··· PROVIDED MATERIAL

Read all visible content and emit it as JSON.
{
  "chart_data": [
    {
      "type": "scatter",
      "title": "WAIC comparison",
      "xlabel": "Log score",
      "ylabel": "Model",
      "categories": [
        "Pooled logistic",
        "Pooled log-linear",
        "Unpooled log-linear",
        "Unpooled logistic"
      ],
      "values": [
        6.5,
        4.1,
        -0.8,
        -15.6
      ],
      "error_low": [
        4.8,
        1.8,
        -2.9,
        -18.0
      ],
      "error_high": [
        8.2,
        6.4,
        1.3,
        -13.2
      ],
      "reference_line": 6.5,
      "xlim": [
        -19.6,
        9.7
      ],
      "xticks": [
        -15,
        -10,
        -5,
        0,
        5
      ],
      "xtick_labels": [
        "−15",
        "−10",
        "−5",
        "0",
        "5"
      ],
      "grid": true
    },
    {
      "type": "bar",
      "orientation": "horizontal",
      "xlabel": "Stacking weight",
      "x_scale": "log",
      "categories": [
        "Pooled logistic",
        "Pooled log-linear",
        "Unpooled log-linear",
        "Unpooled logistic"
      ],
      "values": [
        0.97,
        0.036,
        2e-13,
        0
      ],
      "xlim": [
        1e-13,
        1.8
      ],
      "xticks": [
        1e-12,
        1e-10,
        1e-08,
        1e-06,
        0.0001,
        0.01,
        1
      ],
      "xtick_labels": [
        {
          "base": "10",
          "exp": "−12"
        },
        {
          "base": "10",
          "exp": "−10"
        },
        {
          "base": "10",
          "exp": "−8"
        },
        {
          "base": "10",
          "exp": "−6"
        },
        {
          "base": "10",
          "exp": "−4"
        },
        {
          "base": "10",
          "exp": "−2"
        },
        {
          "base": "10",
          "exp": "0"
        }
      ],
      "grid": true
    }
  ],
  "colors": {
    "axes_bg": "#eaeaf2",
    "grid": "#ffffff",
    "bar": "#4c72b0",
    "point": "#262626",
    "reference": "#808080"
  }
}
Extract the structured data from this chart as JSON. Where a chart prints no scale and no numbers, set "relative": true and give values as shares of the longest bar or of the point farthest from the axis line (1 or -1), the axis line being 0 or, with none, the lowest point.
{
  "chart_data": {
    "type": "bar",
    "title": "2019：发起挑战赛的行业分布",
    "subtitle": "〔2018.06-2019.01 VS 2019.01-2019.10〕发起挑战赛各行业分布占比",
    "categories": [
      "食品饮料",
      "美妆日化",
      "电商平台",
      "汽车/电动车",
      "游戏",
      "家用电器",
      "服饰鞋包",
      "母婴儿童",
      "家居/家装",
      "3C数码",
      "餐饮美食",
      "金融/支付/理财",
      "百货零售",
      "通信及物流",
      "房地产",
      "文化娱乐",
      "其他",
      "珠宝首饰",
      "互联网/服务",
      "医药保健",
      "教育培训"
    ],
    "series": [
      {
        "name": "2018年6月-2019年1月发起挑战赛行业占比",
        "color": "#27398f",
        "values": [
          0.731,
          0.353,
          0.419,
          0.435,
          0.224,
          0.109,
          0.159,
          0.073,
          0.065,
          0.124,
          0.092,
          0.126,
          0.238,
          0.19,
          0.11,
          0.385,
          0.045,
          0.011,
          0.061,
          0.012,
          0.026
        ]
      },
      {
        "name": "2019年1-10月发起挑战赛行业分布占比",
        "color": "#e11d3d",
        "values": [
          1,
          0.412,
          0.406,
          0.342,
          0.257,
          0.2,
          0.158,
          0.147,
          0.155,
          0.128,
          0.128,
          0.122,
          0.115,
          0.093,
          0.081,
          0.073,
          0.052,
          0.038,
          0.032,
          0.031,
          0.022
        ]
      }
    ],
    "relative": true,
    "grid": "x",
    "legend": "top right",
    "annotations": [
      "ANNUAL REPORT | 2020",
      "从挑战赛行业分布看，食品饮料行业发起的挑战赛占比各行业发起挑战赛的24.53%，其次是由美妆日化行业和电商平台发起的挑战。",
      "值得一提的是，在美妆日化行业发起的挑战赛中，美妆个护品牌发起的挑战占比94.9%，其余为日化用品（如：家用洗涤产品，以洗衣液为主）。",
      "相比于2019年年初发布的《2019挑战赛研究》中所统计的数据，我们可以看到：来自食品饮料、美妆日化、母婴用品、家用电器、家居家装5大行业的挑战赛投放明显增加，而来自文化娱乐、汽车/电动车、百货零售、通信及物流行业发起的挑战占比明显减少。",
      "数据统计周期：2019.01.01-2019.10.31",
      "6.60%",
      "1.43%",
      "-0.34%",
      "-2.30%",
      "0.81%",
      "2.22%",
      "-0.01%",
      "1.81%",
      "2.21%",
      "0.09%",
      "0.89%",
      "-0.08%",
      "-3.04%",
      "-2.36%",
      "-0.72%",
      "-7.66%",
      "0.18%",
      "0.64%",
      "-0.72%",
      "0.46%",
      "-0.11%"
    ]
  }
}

······

● EXERCISE DETAILS
Return every entry exactly as given.

● PROBLEM SOLUTION
Read all visible content and emit it as JSON.
{
  "chart_data": [
    {
      "type": "scatter",
      "title": "WAIC comparison",
      "xlabel": "Log score",
      "ylabel": "Model",
      "categories": [
        "Pooled logistic",
        "Pooled log-linear",
        "Unpooled log-linear",
        "Unpooled logistic"
      ],
      "values": [
        6.5,
        4.1,
        -0.8,
        -15.6
      ],
      "error_low": [
        4.8,
        1.8,
        -2.9,
        -18.0
      ],
      "error_high": [
        8.2,
        6.4,
        1.3,
        -13.2
      ],
      "reference_line": 6.5,
      "xlim": [
        -19.6,
        9.7
      ],
      "xticks": [
        -15,
        -10,
        -5,
        0,
        5
      ],
      "xtick_labels": [
        "−15",
        "−10",
        "−5",
        "0",
        "5"
      ],
      "grid": true
    },
    {
      "type": "bar",
      "orientation": "horizontal",
      "xlabel": "Stacking weight",
      "x_scale": "log",
      "categories": [
        "Pooled logistic",
        "Pooled log-linear",
        "Unpooled log-linear",
        "Unpooled logistic"
      ],
      "values": [
        0.97,
        0.036,
        2e-13,
        0
      ],
      "xlim": [
        1e-13,
        1.8
      ],
      "xticks": [
        1e-12,
        1e-10,
        1e-08,
        1e-06,
        0.0001,
        0.01,
        1
      ],
      "xtick_labels": [
        {
          "base": "10",
          "exp": "−12"
        },
        {
          "base": "10",
          "exp": "−10"
        },
        {
          "base": "10",
          "exp": "−8"
        },
        {
          "base": "10",
          "exp": "−6"
        },
        {
          "base": "10",
          "exp": "−4"
        },
        {
          "base": "10",
          "exp": "−2"
        },
        {
          "base": "10",
          "exp": "0"
        }
      ],
      "grid": true
    }
  ],
  "colors": {
    "axes_bg": "#eaeaf2",
    "grid": "#ffffff",
    "bar": "#4c72b0",
    "point": "#262626",
    "reference": "#808080"
  }
}
Extract the structured data from this chart as JSON. Where a chart prints no scale and no numbers, set "relative": true and give values as shares of the longest bar or of the point farthest from the axis line (1 or -1), the axis line being 0 or, with none, the lowest point.
{
  "chart_data": {
    "type": "bar",
    "title": "2019：发起挑战赛的行业分布",
    "subtitle": "〔2018.06-2019.01 VS 2019.01-2019.10〕发起挑战赛各行业分布占比",
    "categories": [
      "食品饮料",
      "美妆日化",
      "电商平台",
      "汽车/电动车",
      "游戏",
      "家用电器",
      "服饰鞋包",
      "母婴儿童",
      "家居/家装",
      "3C数码",
      "餐饮美食",
      "金融/支付/理财",
      "百货零售",
      "通信及物流",
      "房地产",
      "文化娱乐",
      "其他",
      "珠宝首饰",
      "互联网/服务",
      "医药保健",
      "教育培训"
    ],
    "series": [
      {
        "name": "2018年6月-2019年1月发起挑战赛行业占比",
        "color": "#27398f",
        "values": [
          0.731,
          0.353,
          0.419,
          0.435,
          0.224,
          0.109,
          0.159,
          0.073,
          0.065,
          0.124,
          0.092,
          0.126,
          0.238,
          0.19,
          0.11,
          0.385,
          0.045,
          0.011,
          0.061,
          0.012,
          0.026
        ]
      },
      {
        "name": "2019年1-10月发起挑战赛行业分布占比",
        "color": "#e11d3d",
        "values": [
          1,
          0.412,
          0.406,
          0.342,
          0.257,
          0.2,
          0.158,
          0.147,
          0.155,
          0.128,
          0.128,
          0.122,
          0.115,
          0.093,
          0.081,
          0.073,
          0.052,
          0.038,
          0.032,
          0.031,
          0.022
        ]
      }
    ],
    "relative": true,
    "grid": "x",
    "legend": "top right",
    "annotations": [
      "ANNUAL REPORT | 2020",
      "从挑战赛行业分布看，食品饮料行业发起的挑战赛占比各行业发起挑战赛的24.53%，其次是由美妆日化行业和电商平台发起的挑战。",
      "值得一提的是，在美妆日化行业发起的挑战赛中，美妆个护品牌发起的挑战占比94.9%，其余为日化用品（如：家用洗涤产品，以洗衣液为主）。",
      "相比于2019年年初发布的《2019挑战赛研究》中所统计的数据，我们可以看到：来自食品饮料、美妆日化、母婴用品、家用电器、家居家装5大行业的挑战赛投放明显增加，而来自文化娱乐、汽车/电动车、百货零售、通信及物流行业发起的挑战占比明显减少。",
      "数据统计周期：2019.01.01-2019.10.31",
      "6.60%",
      "1.43%",
      "-0.34%",
      "-2.30%",
      "0.81%",
      "2.22%",
      "-0.01%",
      "1.81%",
      "2.21%",
      "0.09%",
      "0.89%",
      "-0.08%",
      "-3.04%",
      "-2.36%",
      "-0.72%",
      "-7.66%",
      "0.18%",
      "0.64%",
      "-0.72%",
      "0.46%",
      "-0.11%"
    ]
  }
}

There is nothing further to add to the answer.